> What the task asks:
Pick out every line in the data below that holds "profile".

> Dataset entries:
• • • • •

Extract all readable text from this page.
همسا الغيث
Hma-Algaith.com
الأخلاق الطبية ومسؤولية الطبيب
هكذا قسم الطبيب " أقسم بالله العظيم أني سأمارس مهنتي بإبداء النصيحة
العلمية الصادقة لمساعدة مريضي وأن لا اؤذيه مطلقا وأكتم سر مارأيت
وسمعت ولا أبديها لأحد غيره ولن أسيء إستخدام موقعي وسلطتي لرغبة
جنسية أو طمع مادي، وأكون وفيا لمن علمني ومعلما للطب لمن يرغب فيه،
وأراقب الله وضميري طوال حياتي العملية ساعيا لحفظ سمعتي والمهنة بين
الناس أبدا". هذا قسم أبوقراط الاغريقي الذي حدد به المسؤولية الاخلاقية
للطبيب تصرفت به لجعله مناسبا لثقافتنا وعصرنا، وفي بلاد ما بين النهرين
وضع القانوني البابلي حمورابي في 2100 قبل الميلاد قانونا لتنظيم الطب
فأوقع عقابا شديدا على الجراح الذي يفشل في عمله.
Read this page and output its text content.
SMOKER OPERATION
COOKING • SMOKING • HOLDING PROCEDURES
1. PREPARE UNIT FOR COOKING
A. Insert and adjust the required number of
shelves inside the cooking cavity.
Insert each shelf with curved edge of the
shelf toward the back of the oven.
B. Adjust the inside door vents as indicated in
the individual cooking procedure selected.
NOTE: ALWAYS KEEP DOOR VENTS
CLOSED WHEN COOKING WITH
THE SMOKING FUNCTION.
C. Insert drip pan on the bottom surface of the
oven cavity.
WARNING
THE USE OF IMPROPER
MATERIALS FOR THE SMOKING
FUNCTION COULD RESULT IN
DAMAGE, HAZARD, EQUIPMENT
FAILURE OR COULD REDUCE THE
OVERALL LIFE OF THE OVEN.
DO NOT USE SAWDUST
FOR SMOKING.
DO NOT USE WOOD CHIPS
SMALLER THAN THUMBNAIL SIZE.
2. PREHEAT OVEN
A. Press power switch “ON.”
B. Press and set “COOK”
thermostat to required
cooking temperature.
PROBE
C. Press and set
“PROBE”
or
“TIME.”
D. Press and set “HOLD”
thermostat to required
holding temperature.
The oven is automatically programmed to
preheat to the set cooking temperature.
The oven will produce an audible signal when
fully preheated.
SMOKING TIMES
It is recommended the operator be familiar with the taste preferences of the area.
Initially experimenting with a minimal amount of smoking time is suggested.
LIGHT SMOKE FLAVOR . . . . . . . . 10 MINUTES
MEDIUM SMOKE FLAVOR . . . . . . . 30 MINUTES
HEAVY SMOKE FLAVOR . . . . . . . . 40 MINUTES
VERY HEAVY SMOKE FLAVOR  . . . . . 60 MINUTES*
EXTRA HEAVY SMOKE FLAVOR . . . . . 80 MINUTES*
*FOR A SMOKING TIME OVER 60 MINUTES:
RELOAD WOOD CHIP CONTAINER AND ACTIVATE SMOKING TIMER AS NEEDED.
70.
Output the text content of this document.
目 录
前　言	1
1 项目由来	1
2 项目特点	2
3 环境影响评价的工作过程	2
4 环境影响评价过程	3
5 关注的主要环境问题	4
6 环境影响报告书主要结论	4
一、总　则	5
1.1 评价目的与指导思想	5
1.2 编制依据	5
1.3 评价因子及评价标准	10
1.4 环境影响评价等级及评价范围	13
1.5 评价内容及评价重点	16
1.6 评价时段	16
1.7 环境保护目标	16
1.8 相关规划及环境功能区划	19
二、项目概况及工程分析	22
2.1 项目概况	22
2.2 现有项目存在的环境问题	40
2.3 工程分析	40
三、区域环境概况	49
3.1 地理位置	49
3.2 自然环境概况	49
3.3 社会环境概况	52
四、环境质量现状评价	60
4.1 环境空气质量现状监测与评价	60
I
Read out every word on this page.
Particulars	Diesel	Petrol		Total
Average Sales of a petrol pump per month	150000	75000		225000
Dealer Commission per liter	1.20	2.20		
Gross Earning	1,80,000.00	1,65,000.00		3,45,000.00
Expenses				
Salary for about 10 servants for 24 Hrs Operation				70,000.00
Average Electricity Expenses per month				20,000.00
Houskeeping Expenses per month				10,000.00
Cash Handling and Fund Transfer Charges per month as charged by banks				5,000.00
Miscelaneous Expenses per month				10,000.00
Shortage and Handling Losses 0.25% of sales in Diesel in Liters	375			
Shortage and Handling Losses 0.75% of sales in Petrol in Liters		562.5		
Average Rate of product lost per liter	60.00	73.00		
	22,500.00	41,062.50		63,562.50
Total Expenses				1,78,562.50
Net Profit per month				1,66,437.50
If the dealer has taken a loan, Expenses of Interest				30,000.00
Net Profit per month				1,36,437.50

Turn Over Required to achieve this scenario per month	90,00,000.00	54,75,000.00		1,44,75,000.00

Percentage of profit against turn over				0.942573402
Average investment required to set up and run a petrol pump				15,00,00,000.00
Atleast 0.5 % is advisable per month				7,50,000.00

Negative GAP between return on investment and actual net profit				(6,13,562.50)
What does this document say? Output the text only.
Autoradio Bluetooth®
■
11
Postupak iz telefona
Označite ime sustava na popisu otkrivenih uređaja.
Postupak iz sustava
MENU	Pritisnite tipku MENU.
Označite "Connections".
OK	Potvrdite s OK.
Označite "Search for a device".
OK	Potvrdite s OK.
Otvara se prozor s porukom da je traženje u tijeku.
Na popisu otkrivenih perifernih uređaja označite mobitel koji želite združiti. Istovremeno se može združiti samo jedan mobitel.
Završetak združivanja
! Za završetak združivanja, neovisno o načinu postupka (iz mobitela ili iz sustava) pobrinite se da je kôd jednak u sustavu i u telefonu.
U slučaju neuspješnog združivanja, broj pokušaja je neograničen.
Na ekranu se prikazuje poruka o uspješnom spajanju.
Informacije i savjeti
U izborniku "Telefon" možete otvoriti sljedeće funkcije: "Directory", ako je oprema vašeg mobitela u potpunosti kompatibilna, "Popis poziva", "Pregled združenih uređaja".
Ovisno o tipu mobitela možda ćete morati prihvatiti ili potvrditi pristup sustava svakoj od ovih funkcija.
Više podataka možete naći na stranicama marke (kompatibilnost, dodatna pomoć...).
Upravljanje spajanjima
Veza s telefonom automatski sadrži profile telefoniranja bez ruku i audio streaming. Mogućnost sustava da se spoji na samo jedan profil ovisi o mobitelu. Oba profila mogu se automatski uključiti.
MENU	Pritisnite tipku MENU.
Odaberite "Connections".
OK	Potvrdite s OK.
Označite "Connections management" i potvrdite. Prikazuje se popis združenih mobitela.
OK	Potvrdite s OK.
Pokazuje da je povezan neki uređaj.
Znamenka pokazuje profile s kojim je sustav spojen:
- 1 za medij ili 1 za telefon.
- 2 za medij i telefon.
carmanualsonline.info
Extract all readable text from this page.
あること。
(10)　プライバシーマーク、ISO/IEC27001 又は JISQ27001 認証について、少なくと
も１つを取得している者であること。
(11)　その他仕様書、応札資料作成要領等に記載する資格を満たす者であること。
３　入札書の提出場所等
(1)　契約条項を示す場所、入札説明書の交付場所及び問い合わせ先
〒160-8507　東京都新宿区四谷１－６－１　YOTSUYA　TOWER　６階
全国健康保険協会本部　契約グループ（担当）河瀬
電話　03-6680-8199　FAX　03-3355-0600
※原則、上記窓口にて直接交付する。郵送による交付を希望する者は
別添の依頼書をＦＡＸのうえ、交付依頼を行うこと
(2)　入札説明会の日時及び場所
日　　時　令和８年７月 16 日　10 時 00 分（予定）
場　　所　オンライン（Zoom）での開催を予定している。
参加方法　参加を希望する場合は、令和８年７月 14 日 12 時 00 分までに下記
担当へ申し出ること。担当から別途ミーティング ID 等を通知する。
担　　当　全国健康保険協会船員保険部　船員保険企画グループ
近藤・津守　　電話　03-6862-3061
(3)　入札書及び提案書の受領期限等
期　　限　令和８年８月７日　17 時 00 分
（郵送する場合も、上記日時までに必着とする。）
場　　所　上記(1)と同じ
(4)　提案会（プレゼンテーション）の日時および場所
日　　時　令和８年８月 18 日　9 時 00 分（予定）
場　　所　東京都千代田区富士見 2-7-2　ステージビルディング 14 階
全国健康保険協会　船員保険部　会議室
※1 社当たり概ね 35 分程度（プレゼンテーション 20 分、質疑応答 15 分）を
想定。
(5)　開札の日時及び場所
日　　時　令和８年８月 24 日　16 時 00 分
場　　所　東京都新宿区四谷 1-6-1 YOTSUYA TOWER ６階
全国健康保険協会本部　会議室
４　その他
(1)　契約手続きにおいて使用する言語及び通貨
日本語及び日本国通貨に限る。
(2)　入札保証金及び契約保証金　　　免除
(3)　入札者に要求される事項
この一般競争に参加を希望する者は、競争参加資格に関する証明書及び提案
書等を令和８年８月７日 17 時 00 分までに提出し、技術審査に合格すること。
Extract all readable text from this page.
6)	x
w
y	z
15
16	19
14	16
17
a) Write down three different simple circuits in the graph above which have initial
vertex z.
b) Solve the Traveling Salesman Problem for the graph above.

• • • • •

> Result of this task:
Veza s telefonom automatski sadrži profile telefoniranja bez ruku i audio streaming. Mogućnost sustava da se spoji na samo jedan profil ovisi o mobitelu. Oba profila mogu se automatski uključiti.
Znamenka pokazuje profile s kojim je sustav spojen:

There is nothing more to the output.